### Exercício A
Indique se cada afirmação está de acordo com a notícia sobre os 50 anos da Constituição: (i) Luís Garcia preside à Assembleia Legislativa da Região Autónoma dos Açores; (ii) o texto constitucional tem a data de 2 de abril de 1976; (iii) a Constituição consagrou apenas a Região Autónoma dos Açores. Responda a cada uma com sim ou não e cite as palavras exatas da notícia que o decidem.
### Exercício B
Prossiga a notícia sobre os 50 anos da Constituição a partir da última frase apresentada.

### Texto de origem
::::::
LUÍS GARCIA EVOCA 50 ANOS DA CONSTITUIÇÃO E DEFENDE APROFUNDAMENTO DA AUTONOMIA

O Presidente da Assembleia Legislativa da Região Autónoma dos Açores, Luís Garcia, assinalou esta quinta-feira os 50 anos da Constituição da República Portuguesa, sublinhando o papel decisivo do texto constitucional de 1976 na consagração da Autonomia Política e Administrativa dos Açores e defendendo um debate sobre o seu aprofundamento.

O Presidente da Assembleia Legislativa da Região Autónoma dos Açores, Luís Garcia, destacou a importância histórica da Constituição da República Portuguesa, que completa hoje 50 anos, sublinhando que o texto constitucional de 2 de abril de 1976 consagrou as Regiões Autónomas dos Açores e da Madeira com autonomia política e administrativa e com órgãos de governo próprio.
::::::
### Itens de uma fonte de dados
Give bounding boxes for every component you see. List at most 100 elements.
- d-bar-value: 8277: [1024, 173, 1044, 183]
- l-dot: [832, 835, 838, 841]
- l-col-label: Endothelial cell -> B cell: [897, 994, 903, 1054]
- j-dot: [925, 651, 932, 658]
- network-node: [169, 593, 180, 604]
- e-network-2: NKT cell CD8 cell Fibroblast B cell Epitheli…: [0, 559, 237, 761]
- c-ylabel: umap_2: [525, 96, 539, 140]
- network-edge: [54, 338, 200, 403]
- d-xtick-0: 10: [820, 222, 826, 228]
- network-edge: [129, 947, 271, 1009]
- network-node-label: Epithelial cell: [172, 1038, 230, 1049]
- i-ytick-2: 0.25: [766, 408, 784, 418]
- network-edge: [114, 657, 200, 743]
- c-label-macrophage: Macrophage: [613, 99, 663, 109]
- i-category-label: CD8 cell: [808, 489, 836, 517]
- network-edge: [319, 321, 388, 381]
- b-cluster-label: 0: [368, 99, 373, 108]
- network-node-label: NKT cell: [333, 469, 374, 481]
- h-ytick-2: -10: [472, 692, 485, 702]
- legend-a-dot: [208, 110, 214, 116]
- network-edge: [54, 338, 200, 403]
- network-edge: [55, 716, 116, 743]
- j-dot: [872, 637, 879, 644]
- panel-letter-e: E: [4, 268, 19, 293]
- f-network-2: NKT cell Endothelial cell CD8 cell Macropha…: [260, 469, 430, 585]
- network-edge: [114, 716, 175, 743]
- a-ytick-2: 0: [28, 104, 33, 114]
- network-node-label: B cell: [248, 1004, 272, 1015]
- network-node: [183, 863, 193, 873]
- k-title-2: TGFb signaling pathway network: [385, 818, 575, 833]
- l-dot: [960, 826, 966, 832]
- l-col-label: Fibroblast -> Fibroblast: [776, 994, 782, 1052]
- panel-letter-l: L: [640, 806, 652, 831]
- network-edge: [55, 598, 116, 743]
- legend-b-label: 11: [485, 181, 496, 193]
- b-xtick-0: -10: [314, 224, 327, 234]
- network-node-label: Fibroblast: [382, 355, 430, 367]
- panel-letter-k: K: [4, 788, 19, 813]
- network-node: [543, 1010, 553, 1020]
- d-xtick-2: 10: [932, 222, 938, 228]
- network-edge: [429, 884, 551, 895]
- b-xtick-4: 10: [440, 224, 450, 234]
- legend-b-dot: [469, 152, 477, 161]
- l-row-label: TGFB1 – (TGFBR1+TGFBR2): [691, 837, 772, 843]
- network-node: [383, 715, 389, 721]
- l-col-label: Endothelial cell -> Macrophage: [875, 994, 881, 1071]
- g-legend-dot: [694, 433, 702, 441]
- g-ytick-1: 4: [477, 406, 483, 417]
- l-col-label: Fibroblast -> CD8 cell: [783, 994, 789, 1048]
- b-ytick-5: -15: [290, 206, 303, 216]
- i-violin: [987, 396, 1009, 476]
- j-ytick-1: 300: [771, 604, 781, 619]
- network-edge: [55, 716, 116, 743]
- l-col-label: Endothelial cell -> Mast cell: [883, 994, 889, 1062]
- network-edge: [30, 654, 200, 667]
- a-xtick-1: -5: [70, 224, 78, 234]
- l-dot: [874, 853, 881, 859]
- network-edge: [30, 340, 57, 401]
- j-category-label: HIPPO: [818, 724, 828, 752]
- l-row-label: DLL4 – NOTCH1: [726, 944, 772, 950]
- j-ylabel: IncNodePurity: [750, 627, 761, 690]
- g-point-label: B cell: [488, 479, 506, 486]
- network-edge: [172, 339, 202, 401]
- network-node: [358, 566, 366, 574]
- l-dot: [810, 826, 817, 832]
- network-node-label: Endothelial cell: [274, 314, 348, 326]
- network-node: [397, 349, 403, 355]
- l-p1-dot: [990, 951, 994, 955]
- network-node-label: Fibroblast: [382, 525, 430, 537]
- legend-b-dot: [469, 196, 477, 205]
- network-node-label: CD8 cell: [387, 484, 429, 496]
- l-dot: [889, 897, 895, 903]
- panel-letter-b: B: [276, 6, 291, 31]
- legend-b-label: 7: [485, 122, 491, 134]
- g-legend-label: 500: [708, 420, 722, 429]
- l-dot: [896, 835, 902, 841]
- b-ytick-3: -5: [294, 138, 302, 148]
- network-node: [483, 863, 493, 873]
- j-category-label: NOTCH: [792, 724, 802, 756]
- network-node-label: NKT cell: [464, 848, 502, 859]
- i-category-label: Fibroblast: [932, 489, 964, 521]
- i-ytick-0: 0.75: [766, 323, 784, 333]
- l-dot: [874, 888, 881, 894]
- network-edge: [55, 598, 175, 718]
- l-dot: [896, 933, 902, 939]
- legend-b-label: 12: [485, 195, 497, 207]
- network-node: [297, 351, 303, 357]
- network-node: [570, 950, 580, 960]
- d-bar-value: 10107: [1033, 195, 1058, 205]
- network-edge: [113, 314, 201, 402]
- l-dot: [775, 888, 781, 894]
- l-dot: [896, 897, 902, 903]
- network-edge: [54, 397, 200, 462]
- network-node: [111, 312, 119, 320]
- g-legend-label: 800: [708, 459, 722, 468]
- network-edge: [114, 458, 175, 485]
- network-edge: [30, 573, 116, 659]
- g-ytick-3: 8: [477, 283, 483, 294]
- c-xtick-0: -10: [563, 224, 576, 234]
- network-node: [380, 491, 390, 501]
::::::
### Resolução A
(i) Sim: "O Presidente da Assembleia Legislativa da Região Autónoma dos Açores, Luís Garcia".
(ii) Sim: "o texto constitucional de 2 de abril de 1976".
(iii) Não: "consagrou as Regiões Autónomas dos Açores e da Madeira".

### Resolução B
Numa mensagem enviada às redações, o responsável parlamentar recorda que a consagração constitucional da autonomia respondeu a uma “aspiração antiga dos açorianos”, resultante das especificidades geográficas, económicas, sociais e culturais do arquipélago.

Segundo a mesma mensagem, a autonomia nasceu da necessidade sentida por quem vivia nas ilhas, muitas vezes afastado dos centros de decisão, enfrentando dificuldades acrescidas provocadas pela distância e pelo centralismo. “Governar um arquipélago no centro do Atlântico exige um conhecimento próximo da realidade e capacidade própria de decisão”, refere Luís Garcia.

O Presidente da Assembleia Legislativa sublinha também que a consagração da Autonomia Política dos Açores “esteve longe de ser um caminho fácil”, tendo sido possível graças à democracia e à ação política de quem, na Assembleia Constituinte, defendeu a integração das especificidades insulares na nova arquitetura do Estado democrático português.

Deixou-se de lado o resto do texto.